Stated goal
Both the line containing "Transcribe this image's" and the last line of the listing are included: write out exactly the lines from one to the other.

Dataset content
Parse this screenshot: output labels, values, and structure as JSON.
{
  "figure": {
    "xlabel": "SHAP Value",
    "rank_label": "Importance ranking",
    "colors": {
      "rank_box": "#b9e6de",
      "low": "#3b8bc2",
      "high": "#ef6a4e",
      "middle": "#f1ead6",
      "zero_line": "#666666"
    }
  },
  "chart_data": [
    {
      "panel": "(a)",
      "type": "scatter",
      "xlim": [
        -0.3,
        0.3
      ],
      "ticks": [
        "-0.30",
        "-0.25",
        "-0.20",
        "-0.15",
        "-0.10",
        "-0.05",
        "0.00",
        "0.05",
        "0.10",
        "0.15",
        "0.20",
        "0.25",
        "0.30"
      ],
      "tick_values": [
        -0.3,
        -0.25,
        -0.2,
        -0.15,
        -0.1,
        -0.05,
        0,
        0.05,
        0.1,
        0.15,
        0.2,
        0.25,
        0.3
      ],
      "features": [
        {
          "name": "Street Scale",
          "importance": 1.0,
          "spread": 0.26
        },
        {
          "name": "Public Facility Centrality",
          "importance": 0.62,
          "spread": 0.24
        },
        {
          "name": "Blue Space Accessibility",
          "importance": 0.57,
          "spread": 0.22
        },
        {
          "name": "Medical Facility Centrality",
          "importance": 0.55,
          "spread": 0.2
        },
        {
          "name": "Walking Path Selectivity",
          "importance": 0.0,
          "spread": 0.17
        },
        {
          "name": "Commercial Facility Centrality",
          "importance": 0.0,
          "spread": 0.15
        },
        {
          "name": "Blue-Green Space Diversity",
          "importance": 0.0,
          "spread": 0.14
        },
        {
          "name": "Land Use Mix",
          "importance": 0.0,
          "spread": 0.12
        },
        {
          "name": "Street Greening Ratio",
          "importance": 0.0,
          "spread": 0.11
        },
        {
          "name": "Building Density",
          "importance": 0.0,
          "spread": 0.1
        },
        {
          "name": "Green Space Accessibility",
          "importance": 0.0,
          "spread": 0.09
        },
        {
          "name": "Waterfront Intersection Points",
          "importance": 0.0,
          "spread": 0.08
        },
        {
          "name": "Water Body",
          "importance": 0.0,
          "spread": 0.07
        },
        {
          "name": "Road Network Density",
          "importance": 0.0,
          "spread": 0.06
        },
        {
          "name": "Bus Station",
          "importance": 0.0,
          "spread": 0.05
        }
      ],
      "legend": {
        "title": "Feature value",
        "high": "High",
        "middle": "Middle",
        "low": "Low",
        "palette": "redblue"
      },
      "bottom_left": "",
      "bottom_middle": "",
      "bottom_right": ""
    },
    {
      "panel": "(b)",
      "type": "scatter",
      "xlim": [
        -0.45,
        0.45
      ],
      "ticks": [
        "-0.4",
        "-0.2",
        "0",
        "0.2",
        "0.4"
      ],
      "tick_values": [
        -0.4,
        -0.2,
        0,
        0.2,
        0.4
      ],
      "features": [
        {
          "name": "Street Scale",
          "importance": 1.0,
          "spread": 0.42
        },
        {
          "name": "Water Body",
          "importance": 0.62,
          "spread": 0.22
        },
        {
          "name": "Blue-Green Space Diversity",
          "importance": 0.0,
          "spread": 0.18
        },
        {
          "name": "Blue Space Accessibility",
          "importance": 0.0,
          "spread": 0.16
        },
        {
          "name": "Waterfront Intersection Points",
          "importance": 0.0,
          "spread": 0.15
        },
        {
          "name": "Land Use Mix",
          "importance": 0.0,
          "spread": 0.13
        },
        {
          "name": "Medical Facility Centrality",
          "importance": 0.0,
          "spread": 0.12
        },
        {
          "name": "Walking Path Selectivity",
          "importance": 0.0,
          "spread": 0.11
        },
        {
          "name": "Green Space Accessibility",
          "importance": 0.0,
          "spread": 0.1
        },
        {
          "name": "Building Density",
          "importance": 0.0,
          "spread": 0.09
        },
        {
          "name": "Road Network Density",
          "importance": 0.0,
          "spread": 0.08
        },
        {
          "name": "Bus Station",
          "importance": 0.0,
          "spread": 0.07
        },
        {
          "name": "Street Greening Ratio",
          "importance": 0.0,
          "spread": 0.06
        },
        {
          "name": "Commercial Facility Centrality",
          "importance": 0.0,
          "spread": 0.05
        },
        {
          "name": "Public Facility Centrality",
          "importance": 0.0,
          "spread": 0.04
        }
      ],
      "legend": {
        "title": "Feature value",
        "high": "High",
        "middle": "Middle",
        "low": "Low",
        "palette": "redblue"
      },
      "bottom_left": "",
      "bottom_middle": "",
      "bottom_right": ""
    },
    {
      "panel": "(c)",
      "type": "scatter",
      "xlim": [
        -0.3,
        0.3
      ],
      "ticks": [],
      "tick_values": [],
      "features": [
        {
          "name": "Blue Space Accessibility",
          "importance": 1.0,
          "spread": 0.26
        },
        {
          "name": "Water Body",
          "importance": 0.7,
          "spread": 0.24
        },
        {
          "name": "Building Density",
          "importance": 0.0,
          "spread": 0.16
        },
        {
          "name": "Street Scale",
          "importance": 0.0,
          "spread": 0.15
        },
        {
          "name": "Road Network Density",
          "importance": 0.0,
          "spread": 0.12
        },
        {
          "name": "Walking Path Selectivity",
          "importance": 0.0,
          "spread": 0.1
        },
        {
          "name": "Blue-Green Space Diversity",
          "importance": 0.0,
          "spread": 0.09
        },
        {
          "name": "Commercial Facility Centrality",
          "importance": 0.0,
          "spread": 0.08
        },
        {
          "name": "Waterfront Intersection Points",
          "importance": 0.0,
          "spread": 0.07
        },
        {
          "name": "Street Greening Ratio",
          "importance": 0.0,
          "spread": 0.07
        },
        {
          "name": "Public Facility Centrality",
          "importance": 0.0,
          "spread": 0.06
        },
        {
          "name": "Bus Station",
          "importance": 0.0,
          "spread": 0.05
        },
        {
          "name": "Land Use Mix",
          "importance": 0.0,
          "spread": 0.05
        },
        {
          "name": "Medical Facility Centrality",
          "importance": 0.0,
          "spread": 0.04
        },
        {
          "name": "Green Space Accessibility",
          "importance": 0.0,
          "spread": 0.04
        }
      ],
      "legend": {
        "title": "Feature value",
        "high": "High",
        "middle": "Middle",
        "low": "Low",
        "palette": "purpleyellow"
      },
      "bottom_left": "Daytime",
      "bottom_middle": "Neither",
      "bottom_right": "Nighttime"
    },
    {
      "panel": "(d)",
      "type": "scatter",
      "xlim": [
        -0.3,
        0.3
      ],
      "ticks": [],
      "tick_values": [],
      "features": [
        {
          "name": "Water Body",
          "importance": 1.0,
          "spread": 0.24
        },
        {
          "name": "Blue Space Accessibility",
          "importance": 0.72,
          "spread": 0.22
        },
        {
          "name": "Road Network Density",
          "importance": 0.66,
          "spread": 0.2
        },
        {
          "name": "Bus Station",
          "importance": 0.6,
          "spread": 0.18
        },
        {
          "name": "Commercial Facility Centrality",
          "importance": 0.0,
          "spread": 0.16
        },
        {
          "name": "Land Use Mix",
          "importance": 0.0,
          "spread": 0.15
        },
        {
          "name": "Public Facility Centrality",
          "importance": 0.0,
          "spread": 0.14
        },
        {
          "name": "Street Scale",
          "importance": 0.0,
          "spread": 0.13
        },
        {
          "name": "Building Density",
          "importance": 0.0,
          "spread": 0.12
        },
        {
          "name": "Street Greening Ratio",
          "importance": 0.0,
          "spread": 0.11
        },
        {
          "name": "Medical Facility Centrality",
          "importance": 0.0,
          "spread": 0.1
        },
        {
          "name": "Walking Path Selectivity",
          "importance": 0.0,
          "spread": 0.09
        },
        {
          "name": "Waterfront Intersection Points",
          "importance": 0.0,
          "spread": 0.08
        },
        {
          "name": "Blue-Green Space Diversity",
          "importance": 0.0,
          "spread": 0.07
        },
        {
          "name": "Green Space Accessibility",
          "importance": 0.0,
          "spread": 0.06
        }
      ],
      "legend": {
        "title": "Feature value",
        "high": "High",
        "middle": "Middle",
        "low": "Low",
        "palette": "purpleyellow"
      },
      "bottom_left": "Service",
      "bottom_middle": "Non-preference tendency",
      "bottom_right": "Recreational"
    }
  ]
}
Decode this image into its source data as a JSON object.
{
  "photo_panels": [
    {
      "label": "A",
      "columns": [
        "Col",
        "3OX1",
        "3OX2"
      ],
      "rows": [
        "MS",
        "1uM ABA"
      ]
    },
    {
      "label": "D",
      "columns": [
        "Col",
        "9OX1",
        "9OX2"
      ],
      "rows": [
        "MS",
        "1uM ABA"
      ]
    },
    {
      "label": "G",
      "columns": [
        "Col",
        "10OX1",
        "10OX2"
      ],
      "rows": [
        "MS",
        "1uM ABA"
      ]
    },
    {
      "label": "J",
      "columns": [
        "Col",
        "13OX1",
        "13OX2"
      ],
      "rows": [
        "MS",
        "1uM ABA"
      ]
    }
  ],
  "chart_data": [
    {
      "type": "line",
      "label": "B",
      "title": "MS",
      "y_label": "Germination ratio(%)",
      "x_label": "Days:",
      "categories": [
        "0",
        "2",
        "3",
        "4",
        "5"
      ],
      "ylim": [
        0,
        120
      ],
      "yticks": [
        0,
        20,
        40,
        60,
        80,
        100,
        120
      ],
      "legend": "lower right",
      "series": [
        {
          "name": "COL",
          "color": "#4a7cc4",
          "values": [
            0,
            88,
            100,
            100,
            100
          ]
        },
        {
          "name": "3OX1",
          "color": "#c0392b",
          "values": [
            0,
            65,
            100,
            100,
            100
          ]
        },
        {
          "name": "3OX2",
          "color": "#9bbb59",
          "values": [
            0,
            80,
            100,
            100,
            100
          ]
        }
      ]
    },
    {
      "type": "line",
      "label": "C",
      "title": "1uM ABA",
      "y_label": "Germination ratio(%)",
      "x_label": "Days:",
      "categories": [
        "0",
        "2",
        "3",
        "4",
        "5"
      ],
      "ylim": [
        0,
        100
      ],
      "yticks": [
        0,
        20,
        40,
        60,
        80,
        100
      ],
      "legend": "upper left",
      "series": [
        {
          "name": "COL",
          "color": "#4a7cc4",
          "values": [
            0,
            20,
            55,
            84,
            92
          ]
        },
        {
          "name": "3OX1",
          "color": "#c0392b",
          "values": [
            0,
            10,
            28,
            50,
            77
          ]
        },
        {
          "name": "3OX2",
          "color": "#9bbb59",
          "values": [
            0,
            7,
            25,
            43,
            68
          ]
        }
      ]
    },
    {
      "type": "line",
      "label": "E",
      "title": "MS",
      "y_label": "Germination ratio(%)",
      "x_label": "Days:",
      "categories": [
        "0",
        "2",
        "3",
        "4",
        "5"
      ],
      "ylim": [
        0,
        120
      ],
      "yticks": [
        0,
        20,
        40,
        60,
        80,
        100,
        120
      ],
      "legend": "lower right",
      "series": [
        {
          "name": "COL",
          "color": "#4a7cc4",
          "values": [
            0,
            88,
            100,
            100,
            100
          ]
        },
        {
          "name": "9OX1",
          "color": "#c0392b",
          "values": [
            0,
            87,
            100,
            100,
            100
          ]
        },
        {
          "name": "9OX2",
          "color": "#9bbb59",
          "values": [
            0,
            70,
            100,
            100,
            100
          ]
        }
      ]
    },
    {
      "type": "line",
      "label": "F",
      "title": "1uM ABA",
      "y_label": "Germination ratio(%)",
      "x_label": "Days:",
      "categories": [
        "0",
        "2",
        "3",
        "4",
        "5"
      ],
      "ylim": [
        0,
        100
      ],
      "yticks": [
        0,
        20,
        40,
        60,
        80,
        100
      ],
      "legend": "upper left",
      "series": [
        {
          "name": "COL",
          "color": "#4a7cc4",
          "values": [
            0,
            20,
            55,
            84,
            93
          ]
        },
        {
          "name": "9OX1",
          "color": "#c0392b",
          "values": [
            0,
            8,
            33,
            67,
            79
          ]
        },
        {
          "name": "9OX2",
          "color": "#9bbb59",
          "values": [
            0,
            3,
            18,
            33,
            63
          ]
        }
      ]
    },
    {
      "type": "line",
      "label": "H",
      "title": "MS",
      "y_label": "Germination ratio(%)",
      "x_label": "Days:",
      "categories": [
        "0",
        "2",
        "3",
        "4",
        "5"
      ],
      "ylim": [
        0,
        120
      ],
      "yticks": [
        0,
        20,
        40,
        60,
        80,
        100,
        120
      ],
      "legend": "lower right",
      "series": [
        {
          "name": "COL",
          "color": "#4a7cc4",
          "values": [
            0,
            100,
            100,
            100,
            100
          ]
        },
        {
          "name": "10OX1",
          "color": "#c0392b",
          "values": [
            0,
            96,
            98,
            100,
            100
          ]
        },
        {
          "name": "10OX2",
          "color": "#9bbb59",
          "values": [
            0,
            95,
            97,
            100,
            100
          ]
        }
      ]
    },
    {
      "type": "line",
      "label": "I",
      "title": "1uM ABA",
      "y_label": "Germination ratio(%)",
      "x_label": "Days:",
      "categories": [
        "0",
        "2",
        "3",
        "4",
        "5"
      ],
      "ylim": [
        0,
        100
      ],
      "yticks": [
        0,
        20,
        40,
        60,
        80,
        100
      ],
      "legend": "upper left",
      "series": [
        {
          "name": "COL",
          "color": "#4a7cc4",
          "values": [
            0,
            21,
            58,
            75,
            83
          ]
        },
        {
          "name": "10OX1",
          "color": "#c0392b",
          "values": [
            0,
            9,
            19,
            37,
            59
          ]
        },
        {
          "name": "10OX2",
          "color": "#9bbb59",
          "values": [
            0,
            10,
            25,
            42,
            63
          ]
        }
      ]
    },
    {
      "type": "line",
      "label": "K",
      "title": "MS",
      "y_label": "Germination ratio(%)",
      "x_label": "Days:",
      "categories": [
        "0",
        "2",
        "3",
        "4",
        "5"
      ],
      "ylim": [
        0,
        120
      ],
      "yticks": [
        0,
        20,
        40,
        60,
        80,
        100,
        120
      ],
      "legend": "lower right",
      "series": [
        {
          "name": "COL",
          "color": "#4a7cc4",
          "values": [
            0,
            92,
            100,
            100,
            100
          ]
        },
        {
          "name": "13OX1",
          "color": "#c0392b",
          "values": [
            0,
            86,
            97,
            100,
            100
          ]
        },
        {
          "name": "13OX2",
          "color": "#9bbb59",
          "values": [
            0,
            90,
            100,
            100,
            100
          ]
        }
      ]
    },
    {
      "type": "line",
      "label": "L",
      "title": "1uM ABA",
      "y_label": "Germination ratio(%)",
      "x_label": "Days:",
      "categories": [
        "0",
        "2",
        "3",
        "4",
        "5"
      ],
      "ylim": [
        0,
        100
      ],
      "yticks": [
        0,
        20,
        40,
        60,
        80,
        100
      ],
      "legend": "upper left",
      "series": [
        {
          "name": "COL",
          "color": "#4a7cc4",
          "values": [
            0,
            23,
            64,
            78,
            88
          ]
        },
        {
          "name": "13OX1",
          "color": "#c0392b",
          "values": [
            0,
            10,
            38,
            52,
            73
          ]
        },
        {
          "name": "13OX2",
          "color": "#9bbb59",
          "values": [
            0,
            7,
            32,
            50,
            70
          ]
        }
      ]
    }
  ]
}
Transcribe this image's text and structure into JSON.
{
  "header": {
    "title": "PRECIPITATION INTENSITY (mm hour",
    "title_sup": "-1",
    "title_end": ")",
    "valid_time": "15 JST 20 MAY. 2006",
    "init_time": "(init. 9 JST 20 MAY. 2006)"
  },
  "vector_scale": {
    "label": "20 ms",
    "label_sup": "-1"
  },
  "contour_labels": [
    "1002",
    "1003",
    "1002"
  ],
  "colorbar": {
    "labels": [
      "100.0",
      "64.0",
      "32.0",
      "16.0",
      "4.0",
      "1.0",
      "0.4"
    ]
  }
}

Result
Transcribe this image's text and structure into JSON.
{
  "header": {
    "title": "PRECIPITATION INTENSITY (mm hour",
    "title_sup": "-1",
    "title_end": ")",
    "valid_time": "15 JST 20 MAY. 2006",
    "init_time": "(init. 9 JST 20 MAY. 2006)"
  },
  "vector_scale": {
    "label": "20 ms",
    "label_sup": "-1"
  },
  "contour_labels": [
    "1002",
    "1003",
    "1002"
  ],
  "colorbar": {
    "labels": [
      "100.0",
      "64.0",
      "32.0",
      "16.0",
      "4.0",
      "1.0",
      "0.4"
    ]
  }
}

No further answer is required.